Stated goal =
Copy out all the lines where "Kamat" shows up.

Task inputs =
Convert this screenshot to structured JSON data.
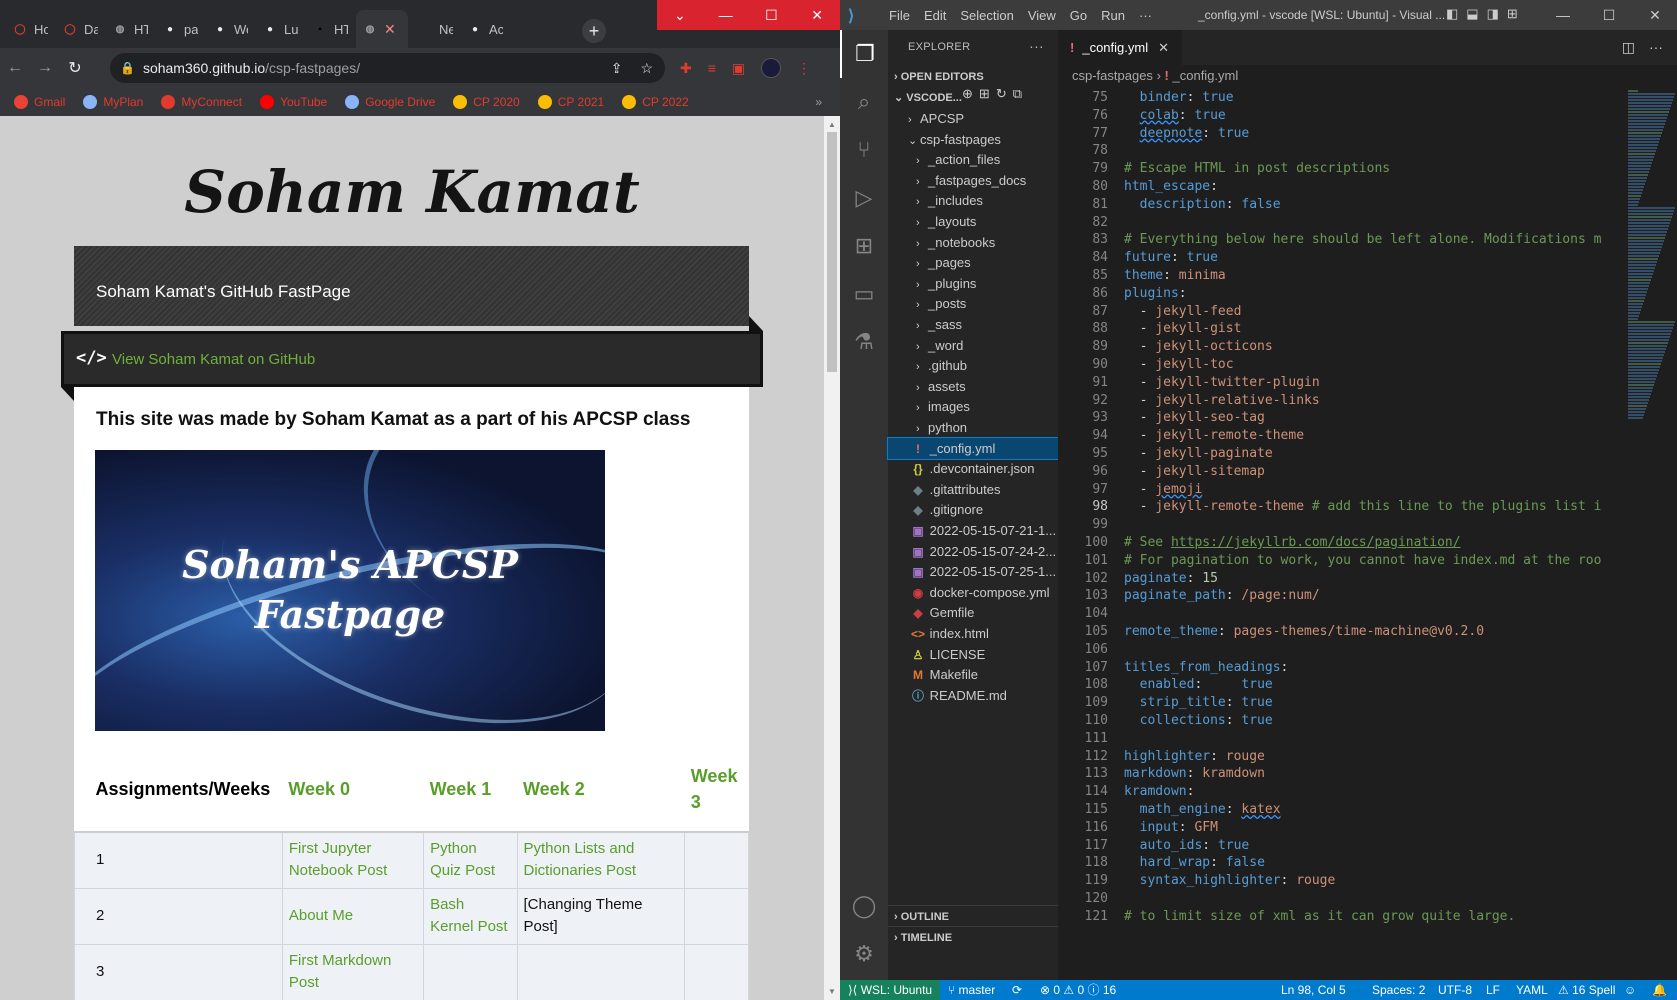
{
  "chrome": {
    "tabs": [
      {
        "label": "Ho",
        "icon": "opera-icon"
      },
      {
        "label": "Da",
        "icon": "opera-icon"
      },
      {
        "label": "HT",
        "icon": "globe-icon"
      },
      {
        "label": "pa",
        "icon": "github-icon"
      },
      {
        "label": "We",
        "icon": "github-icon"
      },
      {
        "label": "Luc",
        "icon": "github-icon"
      },
      {
        "label": "HT",
        "icon": "terminal-icon"
      },
      {
        "label": "",
        "icon": "globe-icon",
        "active": true
      },
      {
        "label": "Ne",
        "icon": "blank-icon"
      },
      {
        "label": "Ac",
        "icon": "github-icon"
      }
    ],
    "active_tab_close": "✕",
    "new_tab": "+",
    "window_controls": [
      "⌄",
      "—",
      "☐",
      "✕"
    ],
    "url_host": "soham360.github.io",
    "url_path": "/csp-fastpages/",
    "bookmarks": [
      {
        "label": "Gmail",
        "color": "#ea4335"
      },
      {
        "label": "MyPlan",
        "color": "#8ab4f8"
      },
      {
        "label": "MyConnect",
        "color": "#e23b2e"
      },
      {
        "label": "YouTube",
        "color": "#ff0000"
      },
      {
        "label": "Google Drive",
        "color": "#8ab4f8"
      },
      {
        "label": "CP 2020",
        "color": "#fbbc04"
      },
      {
        "label": "CP 2021",
        "color": "#fbbc04"
      },
      {
        "label": "CP 2022",
        "color": "#fbbc04"
      }
    ],
    "bookmarks_more": "»"
  },
  "site": {
    "title": "Soham Kamat",
    "header": "Soham Kamat's GitHub FastPage",
    "github_icon": "</>",
    "github_link": "View Soham Kamat on GitHub",
    "intro": "This site was made by Soham Kamat as a part of his APCSP class",
    "banner_line1": "Soham's APCSP",
    "banner_line2": "Fastpage",
    "table": {
      "headers": [
        "Assignments/Weeks",
        "Week 0",
        "Week 1",
        "Week 2",
        "Week 3"
      ],
      "rows": [
        [
          "1",
          "First Jupyter Notebook Post",
          "Python Quiz Post",
          "Python Lists and Dictionaries Post",
          ""
        ],
        [
          "2",
          "About Me",
          "Bash Kernel Post",
          "[Changing Theme Post]",
          ""
        ],
        [
          "3",
          "First Markdown Post",
          "",
          "",
          ""
        ]
      ]
    },
    "link_color": "#5a9e2a"
  },
  "vscode": {
    "menu": [
      "File",
      "Edit",
      "Selection",
      "View",
      "Go",
      "Run",
      "···"
    ],
    "window_title": "_config.yml - vscode [WSL: Ubuntu] - Visual ...",
    "explorer_label": "EXPLORER",
    "open_editors": "OPEN EDITORS",
    "workspace": "VSCODE...",
    "tree": [
      {
        "label": "APCSP",
        "kind": "folder",
        "depth": 1
      },
      {
        "label": "csp-fastpages",
        "kind": "folder-open",
        "depth": 1
      },
      {
        "label": "_action_files",
        "kind": "folder",
        "depth": 2
      },
      {
        "label": "_fastpages_docs",
        "kind": "folder",
        "depth": 2
      },
      {
        "label": "_includes",
        "kind": "folder",
        "depth": 2
      },
      {
        "label": "_layouts",
        "kind": "folder",
        "depth": 2
      },
      {
        "label": "_notebooks",
        "kind": "folder",
        "depth": 2
      },
      {
        "label": "_pages",
        "kind": "folder",
        "depth": 2
      },
      {
        "label": "_plugins",
        "kind": "folder",
        "depth": 2
      },
      {
        "label": "_posts",
        "kind": "folder",
        "depth": 2
      },
      {
        "label": "_sass",
        "kind": "folder",
        "depth": 2
      },
      {
        "label": "_word",
        "kind": "folder",
        "depth": 2
      },
      {
        "label": ".github",
        "kind": "folder",
        "depth": 2
      },
      {
        "label": "assets",
        "kind": "folder",
        "depth": 2
      },
      {
        "label": "images",
        "kind": "folder",
        "depth": 2
      },
      {
        "label": "python",
        "kind": "folder",
        "depth": 2
      },
      {
        "label": "_config.yml",
        "kind": "yml",
        "depth": 2,
        "selected": true
      },
      {
        "label": ".devcontainer.json",
        "kind": "json",
        "depth": 2
      },
      {
        "label": ".gitattributes",
        "kind": "git",
        "depth": 2
      },
      {
        "label": ".gitignore",
        "kind": "git",
        "depth": 2
      },
      {
        "label": "2022-05-15-07-21-1...",
        "kind": "img",
        "depth": 2
      },
      {
        "label": "2022-05-15-07-24-2...",
        "kind": "img",
        "depth": 2
      },
      {
        "label": "2022-05-15-07-25-1...",
        "kind": "img",
        "depth": 2
      },
      {
        "label": "docker-compose.yml",
        "kind": "docker",
        "depth": 2
      },
      {
        "label": "Gemfile",
        "kind": "gem",
        "depth": 2
      },
      {
        "label": "index.html",
        "kind": "html",
        "depth": 2
      },
      {
        "label": "LICENSE",
        "kind": "license",
        "depth": 2
      },
      {
        "label": "Makefile",
        "kind": "make",
        "depth": 2
      },
      {
        "label": "README.md",
        "kind": "info",
        "depth": 2
      }
    ],
    "outline": "OUTLINE",
    "timeline": "TIMELINE",
    "tab_label": "_config.yml",
    "breadcrumb_folder": "csp-fastpages",
    "breadcrumb_sep": "›",
    "breadcrumb_file": "_config.yml",
    "code_lines": [
      {
        "n": "75",
        "html": "  <span class='k'>binder</span>: <span class='k'>true</span>"
      },
      {
        "n": "76",
        "html": "  <span class='k u'>colab</span>: <span class='k'>true</span>"
      },
      {
        "n": "77",
        "html": "  <span class='k u'>deepnote</span>: <span class='k'>true</span>"
      },
      {
        "n": "78",
        "html": ""
      },
      {
        "n": "79",
        "html": "<span class='c'># Escape HTML in post descriptions</span>"
      },
      {
        "n": "80",
        "html": "<span class='k'>html_escape</span>:"
      },
      {
        "n": "81",
        "html": "  <span class='k'>description</span>: <span class='k'>false</span>"
      },
      {
        "n": "82",
        "html": ""
      },
      {
        "n": "83",
        "html": "<span class='c'># Everything below here should be left alone. Modifications m</span>"
      },
      {
        "n": "84",
        "html": "<span class='k'>future</span>: <span class='k'>true</span>"
      },
      {
        "n": "85",
        "html": "<span class='k'>theme</span>: <span class='v'>minima</span>"
      },
      {
        "n": "86",
        "html": "<span class='k'>plugins</span>:"
      },
      {
        "n": "87",
        "html": "  - <span class='v'>jekyll-feed</span>"
      },
      {
        "n": "88",
        "html": "  - <span class='v'>jekyll-gist</span>"
      },
      {
        "n": "89",
        "html": "  - <span class='v'>jekyll-octicons</span>"
      },
      {
        "n": "90",
        "html": "  - <span class='v'>jekyll-toc</span>"
      },
      {
        "n": "91",
        "html": "  - <span class='v'>jekyll-twitter-plugin</span>"
      },
      {
        "n": "92",
        "html": "  - <span class='v'>jekyll-relative-links</span>"
      },
      {
        "n": "93",
        "html": "  - <span class='v'>jekyll-seo-tag</span>"
      },
      {
        "n": "94",
        "html": "  - <span class='v'>jekyll-remote-theme</span>"
      },
      {
        "n": "95",
        "html": "  - <span class='v'>jekyll-paginate</span>"
      },
      {
        "n": "96",
        "html": "  - <span class='v'>jekyll-sitemap</span>"
      },
      {
        "n": "97",
        "html": "  - <span class='v u'>jemoji</span>"
      },
      {
        "n": "98",
        "html": "  - <span class='v'>jekyll-remote-theme</span> <span class='c'># add this line to the plugins list i</span>",
        "current": true
      },
      {
        "n": "99",
        "html": ""
      },
      {
        "n": "100",
        "html": "<span class='c'># See </span><span class='lk2'>https://jekyllrb.com/docs/pagination/</span>"
      },
      {
        "n": "101",
        "html": "<span class='c'># For pagination to work, you cannot have index.md at the roo</span>"
      },
      {
        "n": "102",
        "html": "<span class='k'>paginate</span>: <span class='n'>15</span>"
      },
      {
        "n": "103",
        "html": "<span class='k'>paginate_path</span>: <span class='v'>/page:num/</span>"
      },
      {
        "n": "104",
        "html": ""
      },
      {
        "n": "105",
        "html": "<span class='k'>remote_theme</span>: <span class='v'>pages-themes/time-machine@v0.2.0</span>"
      },
      {
        "n": "106",
        "html": ""
      },
      {
        "n": "107",
        "html": "<span class='k'>titles_from_headings</span>:"
      },
      {
        "n": "108",
        "html": "  <span class='k'>enabled</span>:     <span class='k'>true</span>"
      },
      {
        "n": "109",
        "html": "  <span class='k'>strip_title</span>: <span class='k'>true</span>"
      },
      {
        "n": "110",
        "html": "  <span class='k'>collections</span>: <span class='k'>true</span>"
      },
      {
        "n": "111",
        "html": ""
      },
      {
        "n": "112",
        "html": "<span class='k'>highlighter</span>: <span class='v'>rouge</span>"
      },
      {
        "n": "113",
        "html": "<span class='k'>markdown</span>: <span class='v'>kramdown</span>"
      },
      {
        "n": "114",
        "html": "<span class='k'>kramdown</span>:"
      },
      {
        "n": "115",
        "html": "  <span class='k'>math_engine</span>: <span class='v u'>katex</span>"
      },
      {
        "n": "116",
        "html": "  <span class='k'>input</span>: <span class='v'>GFM</span>"
      },
      {
        "n": "117",
        "html": "  <span class='k'>auto_ids</span>: <span class='k'>true</span>"
      },
      {
        "n": "118",
        "html": "  <span class='k'>hard_wrap</span>: <span class='k'>false</span>"
      },
      {
        "n": "119",
        "html": "  <span class='k'>syntax_highlighter</span>: <span class='v'>rouge</span>"
      },
      {
        "n": "120",
        "html": ""
      },
      {
        "n": "121",
        "html": "<span class='c'># to limit size of xml as it can grow quite large.</span>"
      }
    ],
    "status": {
      "remote": "WSL: Ubuntu",
      "branch": "master",
      "sync": "⟳",
      "problems": "⊗ 0 ⚠ 0 ⓘ 16",
      "position": "Ln 98, Col 5",
      "spaces": "Spaces: 2",
      "encoding": "UTF-8",
      "eol": "LF",
      "language": "YAML",
      "spell": "⚠ 16 Spell"
    }
  }
}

Solution for this exercise =
    "title": "Soham Kamat",
    "header": "Soham Kamat's GitHub FastPage",
    "github_link": "View Soham Kamat on GitHub",
    "intro": "This site was made by Soham Kamat as a part of his APCSP class",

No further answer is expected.